• _Work instructions_: Copy every line of the data that contains the string "Chapter".

• _Source records_:
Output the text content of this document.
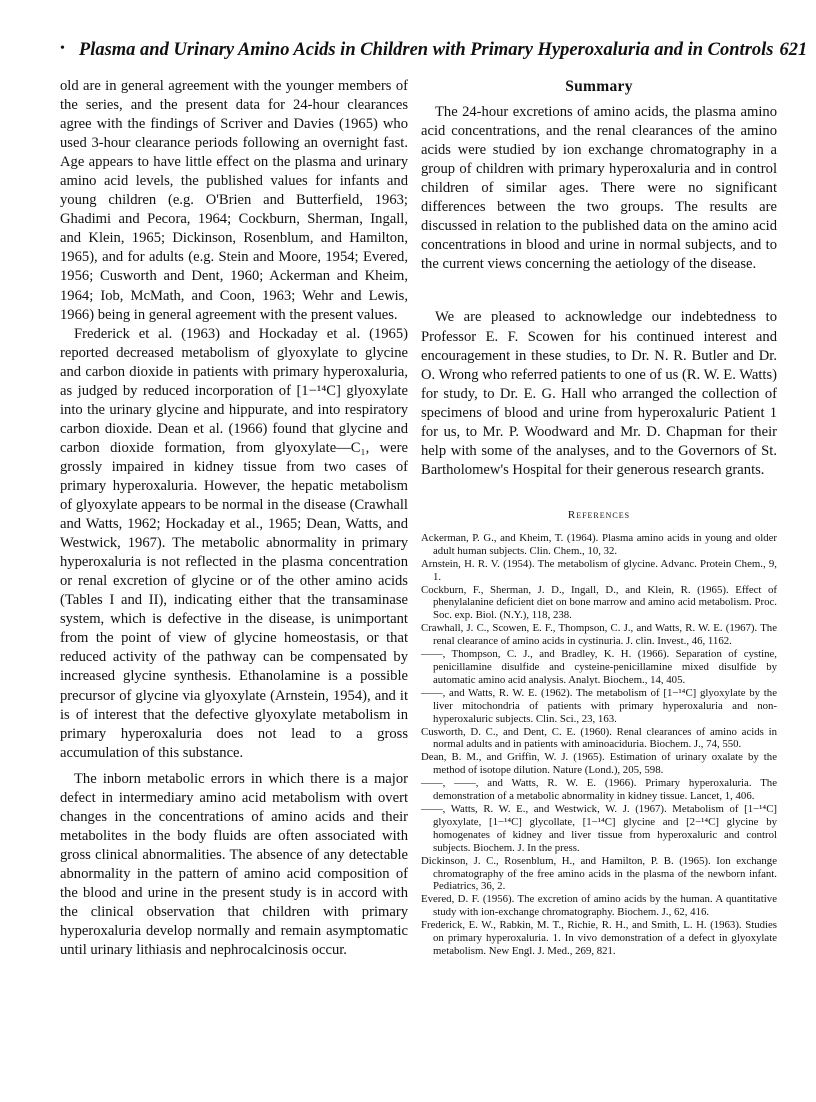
• Plasma and Urinary Amino Acids in Children with Primary Hyperoxaluria and in Controls 621

old are in general agreement with the younger members of the series, and the present data for 24-hour clearances agree with the findings of Scriver and Davies (1965) who used 3-hour clearance periods following an overnight fast. Age appears to have little effect on the plasma and urinary amino acid levels, the published values for infants and young children (e.g. O'Brien and Butterfield, 1963; Ghadimi and Pecora, 1964; Cockburn, Sherman, Ingall, and Klein, 1965; Dickinson, Rosenblum, and Hamilton, 1965), and for adults (e.g. Stein and Moore, 1954; Evered, 1956; Cusworth and Dent, 1960; Ackerman and Kheim, 1964; Iob, McMath, and Coon, 1963; Wehr and Lewis, 1966) being in general agreement with the present values.

Frederick et al. (1963) and Hockaday et al. (1965) reported decreased metabolism of glyoxylate to glycine and carbon dioxide in patients with primary hyperoxaluria, as judged by reduced incorporation of [1−¹⁴C] glyoxylate into the urinary glycine and hippurate, and into respiratory carbon dioxide. Dean et al. (1966) found that glycine and carbon dioxide formation, from glyoxylate—C₁, were grossly impaired in kidney tissue from two cases of primary hyperoxaluria. However, the hepatic metabolism of glyoxylate appears to be normal in the disease (Crawhall and Watts, 1962; Hockaday et al., 1965; Dean, Watts, and Westwick, 1967). The metabolic abnormality in primary hyperoxaluria is not reflected in the plasma concentration or renal excretion of glycine or of the other amino acids (Tables I and II), indicating either that the transaminase system, which is defective in the disease, is unimportant from the point of view of glycine homeostasis, or that reduced activity of the pathway can be compensated by increased glycine synthesis. Ethanolamine is a possible precursor of glycine via glyoxylate (Arnstein, 1954), and it is of interest that the defective glyoxylate metabolism in primary hyperoxaluria does not lead to a gross accumulation of this substance.

The inborn metabolic errors in which there is a major defect in intermediary amino acid metabolism with overt changes in the concentrations of amino acids and their metabolites in the body fluids are often associated with gross clinical abnormalities. The absence of any detectable abnormality in the pattern of amino acid composition of the blood and urine in the present study is in accord with the clinical observation that children with primary hyperoxaluria develop normally and remain asymptomatic until urinary lithiasis and nephrocalcinosis occur.

Summary

The 24-hour excretions of amino acids, the plasma amino acid concentrations, and the renal clearances of the amino acids were studied by ion exchange chromatography in a group of children with primary hyperoxaluria and in control children of similar ages. There were no significant differences between the two groups. The results are discussed in relation to the published data on the amino acid concentrations in blood and urine in normal subjects, and to the current views concerning the aetiology of the disease.

We are pleased to acknowledge our indebtedness to Professor E. F. Scowen for his continued interest and encouragement in these studies, to Dr. N. R. Butler and Dr. O. Wrong who referred patients to one of us (R. W. E. Watts) for study, to Dr. E. G. Hall who arranged the collection of specimens of blood and urine from hyperoxaluric Patient 1 for us, to Mr. P. Woodward and Mr. D. Chapman for their help with some of the analyses, and to the Governors of St. Bartholomew's Hospital for their generous research grants.

References

Ackerman, P. G., and Kheim, T. (1964). Plasma amino acids in young and older adult human subjects. Clin. Chem., 10, 32.

Arnstein, H. R. V. (1954). The metabolism of glycine. Advanc. Protein Chem., 9, 1.

Cockburn, F., Sherman, J. D., Ingall, D., and Klein, R. (1965). Effect of phenylalanine deficient diet on bone marrow and amino acid metabolism. Proc. Soc. exp. Biol. (N.Y.), 118, 238.

Crawhall, J. C., Scowen, E. F., Thompson, C. J., and Watts, R. W. E. (1967). The renal clearance of amino acids in cystinuria. J. clin. Invest., 46, 1162.

——, Thompson, C. J., and Bradley, K. H. (1966). Separation of cystine, penicillamine disulfide and cysteine-penicillamine mixed disulfide by automatic amino acid analysis. Analyt. Biochem., 14, 405.

——, and Watts, R. W. E. (1962). The metabolism of [1−¹⁴C] glyoxylate by the liver mitochondria of patients with primary hyperoxaluria and non-hyperoxaluric subjects. Clin. Sci., 23, 163.

Cusworth, D. C., and Dent, C. E. (1960). Renal clearances of amino acids in normal adults and in patients with aminoaciduria. Biochem. J., 74, 550.

Dean, B. M., and Griffin, W. J. (1965). Estimation of urinary oxalate by the method of isotope dilution. Nature (Lond.), 205, 598.

——, ——, and Watts, R. W. E. (1966). Primary hyperoxaluria. The demonstration of a metabolic abnormality in kidney tissue. Lancet, 1, 406.

——, Watts, R. W. E., and Westwick, W. J. (1967). Metabolism of [1−¹⁴C] glyoxylate, [1−¹⁴C] glycollate, [1−¹⁴C] glycine and [2−¹⁴C] glycine by homogenates of kidney and liver tissue from hyperoxaluric and control subjects. Biochem. J. In the press.

Dickinson, J. C., Rosenblum, H., and Hamilton, P. B. (1965). Ion exchange chromatography of the free amino acids in the plasma of the newborn infant. Pediatrics, 36, 2.

Evered, D. F. (1956). The excretion of amino acids by the human. A quantitative study with ion-exchange chromatography. Biochem. J., 62, 416.

Frederick, E. W., Rabkin, M. T., Richie, R. H., and Smith, L. H. (1963). Studies on primary hyperoxaluria. 1. In vivo demonstration of a defect in glyoxylate metabolism. New Engl. J. Med., 269, 821.
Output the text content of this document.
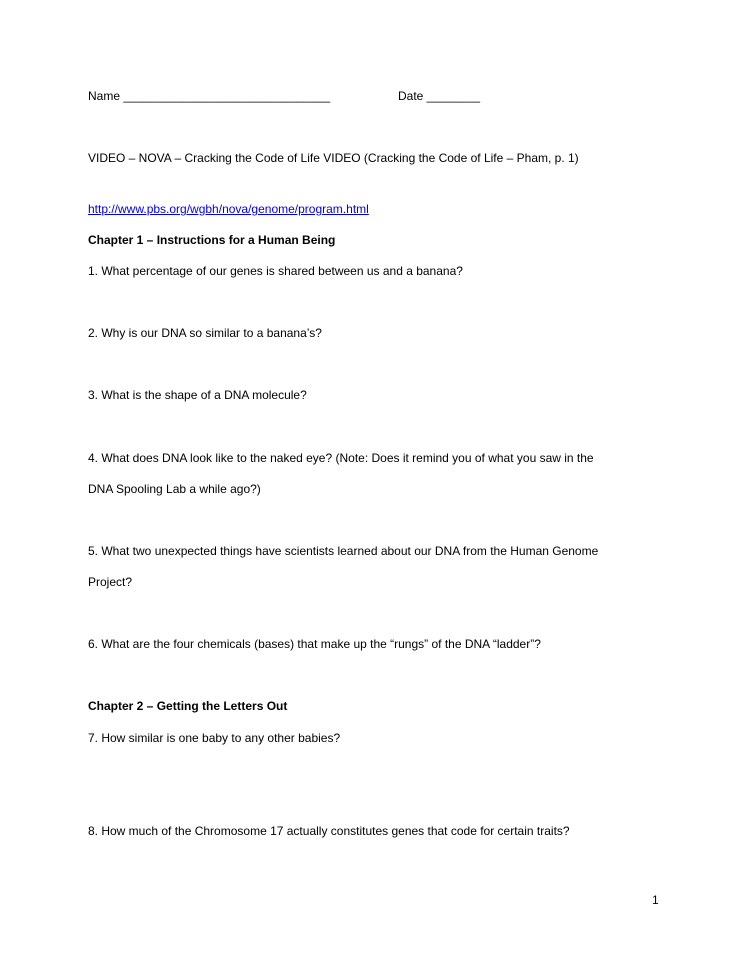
Name _______________________________	Date ________
VIDEO – NOVA – Cracking the Code of Life VIDEO (Cracking the Code of Life – Pham, p. 1)
http://www.pbs.org/wgbh/nova/genome/program.html
Chapter 1 – Instructions for a Human Being
1. What percentage of our genes is shared between us and a banana?
2. Why is our DNA so similar to a banana’s?
3. What is the shape of a DNA molecule?
4. What does DNA look like to the naked eye? (Note: Does it remind you of what you saw in the
DNA Spooling Lab a while ago?)
5. What two unexpected things have scientists learned about our DNA from the Human Genome
Project?
6. What are the four chemicals (bases) that make up the “rungs” of the DNA “ladder”?
Chapter 2 – Getting the Letters Out
7. How similar is one baby to any other babies?
8. How much of the Chromosome 17 actually constitutes genes that code for certain traits?
1
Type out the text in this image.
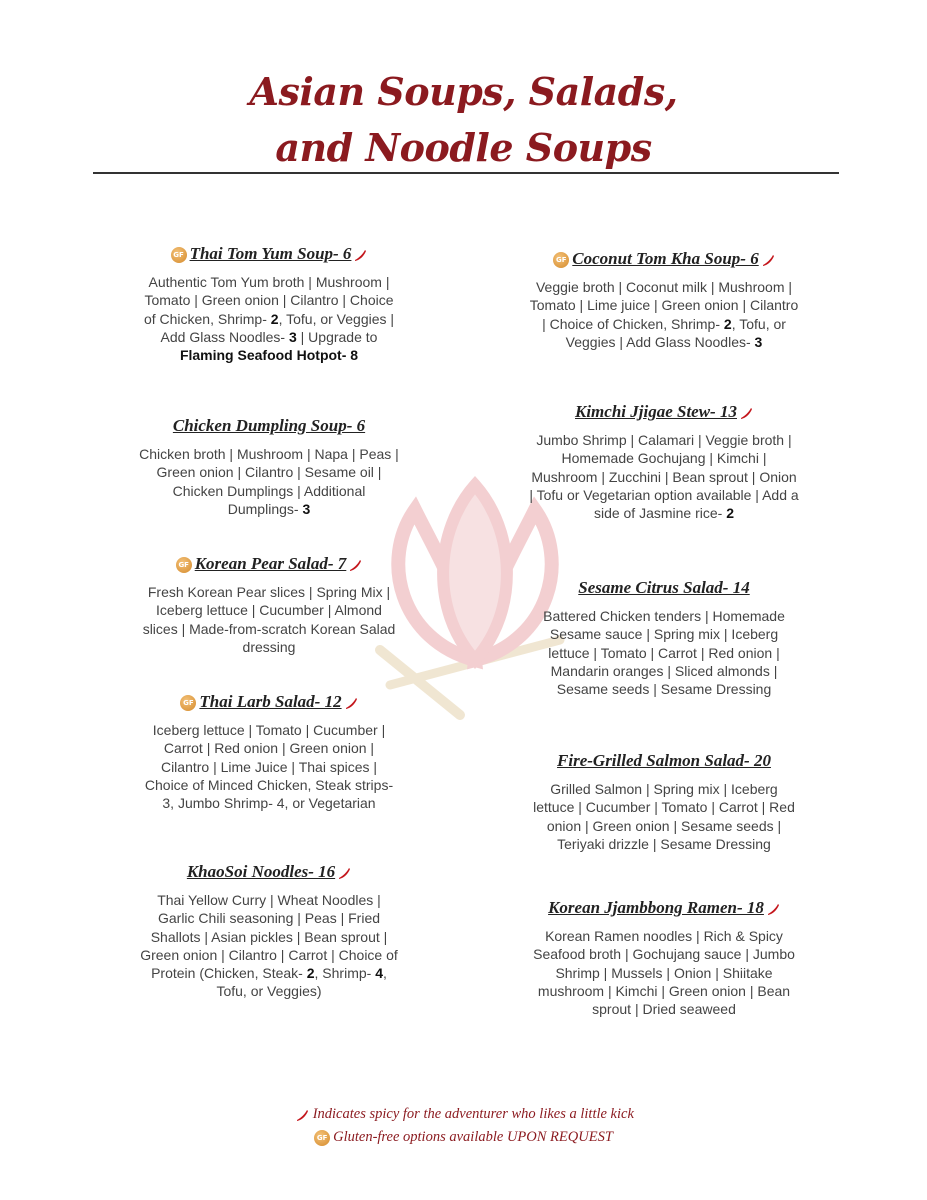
Asian Soups, Salads,
and Noodle Soups
GF Thai Tom Yum Soup- 6

Authentic Tom Yum broth | Mushroom | Tomato | Green onion | Cilantro | Choice of Chicken, Shrimp- 2, Tofu, or Veggies | Add Glass Noodles- 3 | Upgrade to
Flaming Seafood Hotpot- 8

Chicken Dumpling Soup- 6

Chicken broth | Mushroom | Napa | Peas | Green onion | Cilantro | Sesame oil | Chicken Dumplings | Additional Dumplings- 3

GF Korean Pear Salad- 7

Fresh Korean Pear slices | Spring Mix | Iceberg lettuce | Cucumber | Almond slices | Made-from-scratch Korean Salad dressing

GF Thai Larb Salad- 12

Iceberg lettuce | Tomato | Cucumber | Carrot | Red onion | Green onion | Cilantro | Lime Juice | Thai spices | Choice of Minced Chicken, Steak strips- 3, Jumbo Shrimp- 4, or Vegetarian

KhaoSoi Noodles- 16

Thai Yellow Curry | Wheat Noodles | Garlic Chili seasoning | Peas | Fried Shallots | Asian pickles | Bean sprout | Green onion | Cilantro | Carrot | Choice of Protein (Chicken, Steak- 2, Shrimp- 4, Tofu, or Veggies)

GF Coconut Tom Kha Soup- 6

Veggie broth | Coconut milk | Mushroom | Tomato | Lime juice | Green onion | Cilantro | Choice of Chicken, Shrimp- 2, Tofu, or Veggies | Add Glass Noodles- 3

Kimchi Jjigae Stew- 13

Jumbo Shrimp | Calamari | Veggie broth | Homemade Gochujang | Kimchi | Mushroom | Zucchini | Bean sprout | Onion | Tofu or Vegetarian option available | Add a side of Jasmine rice- 2

Sesame Citrus Salad- 14

Battered Chicken tenders | Homemade Sesame sauce | Spring mix | Iceberg lettuce | Tomato | Carrot | Red onion | Mandarin oranges | Sliced almonds | Sesame seeds | Sesame Dressing

Fire-Grilled Salmon Salad- 20

Grilled Salmon | Spring mix | Iceberg lettuce | Cucumber | Tomato | Carrot | Red onion | Green onion | Sesame seeds | Teriyaki drizzle | Sesame Dressing

Korean Jjambbong Ramen- 18

Korean Ramen noodles | Rich & Spicy Seafood broth | Gochujang sauce | Jumbo Shrimp | Mussels | Onion | Shiitake mushroom | Kimchi | Green onion | Bean sprout | Dried seaweed

Indicates spicy for the adventurer who likes a little kick
GF Gluten-free options available UPON REQUEST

• _Result for this exercise_:
Chapter 1 – Instructions for a Human Being
Chapter 2 – Getting the Letters Out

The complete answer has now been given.